**Problem description**
Check each line of the data below for the word "参考答案", then extract the ones that have it.

**Material provided**
•••

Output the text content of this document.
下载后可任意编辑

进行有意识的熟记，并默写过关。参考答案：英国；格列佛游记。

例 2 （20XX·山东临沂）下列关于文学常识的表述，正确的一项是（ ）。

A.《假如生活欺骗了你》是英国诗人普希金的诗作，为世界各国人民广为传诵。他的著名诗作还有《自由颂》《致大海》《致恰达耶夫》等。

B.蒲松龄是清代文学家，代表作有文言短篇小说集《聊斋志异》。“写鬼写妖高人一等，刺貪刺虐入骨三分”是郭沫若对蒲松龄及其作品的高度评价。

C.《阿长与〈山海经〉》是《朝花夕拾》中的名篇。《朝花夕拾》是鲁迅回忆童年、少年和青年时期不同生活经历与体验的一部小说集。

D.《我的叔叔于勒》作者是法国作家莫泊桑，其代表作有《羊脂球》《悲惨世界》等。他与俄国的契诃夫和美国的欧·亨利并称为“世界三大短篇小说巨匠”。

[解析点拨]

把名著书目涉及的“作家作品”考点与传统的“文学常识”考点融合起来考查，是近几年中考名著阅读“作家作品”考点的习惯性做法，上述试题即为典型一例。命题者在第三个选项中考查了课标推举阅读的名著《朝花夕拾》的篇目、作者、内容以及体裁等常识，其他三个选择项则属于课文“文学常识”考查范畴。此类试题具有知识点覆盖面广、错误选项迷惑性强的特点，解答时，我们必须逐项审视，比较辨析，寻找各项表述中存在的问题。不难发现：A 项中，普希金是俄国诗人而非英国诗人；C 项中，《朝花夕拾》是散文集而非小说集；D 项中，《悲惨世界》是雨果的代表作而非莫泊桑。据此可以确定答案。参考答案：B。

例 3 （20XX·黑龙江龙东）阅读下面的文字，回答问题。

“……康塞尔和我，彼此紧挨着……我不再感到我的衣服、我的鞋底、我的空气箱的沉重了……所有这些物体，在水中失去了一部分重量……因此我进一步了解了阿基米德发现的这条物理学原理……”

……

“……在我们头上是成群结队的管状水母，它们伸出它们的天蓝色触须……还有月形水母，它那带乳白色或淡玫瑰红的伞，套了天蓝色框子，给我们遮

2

•••

**Reply to the task**
进行有意识的熟记，并默写过关。参考答案：英国；格列佛游记。
把名著书目涉及的“作家作品”考点与传统的“文学常识”考点融合起来考查，是近几年中考名著阅读“作家作品”考点的习惯性做法，上述试题即为典型一例。命题者在第三个选项中考查了课标推举阅读的名著《朝花夕拾》的篇目、作者、内容以及体裁等常识，其他三个选择项则属于课文“文学常识”考查范畴。此类试题具有知识点覆盖面广、错误选项迷惑性强的特点，解答时，我们必须逐项审视，比较辨析，寻找各项表述中存在的问题。不难发现：A 项中，普希金是俄国诗人而非英国诗人；C 项中，《朝花夕拾》是散文集而非小说集；D 项中，《悲惨世界》是雨果的代表作而非莫泊桑。据此可以确定答案。参考答案：B。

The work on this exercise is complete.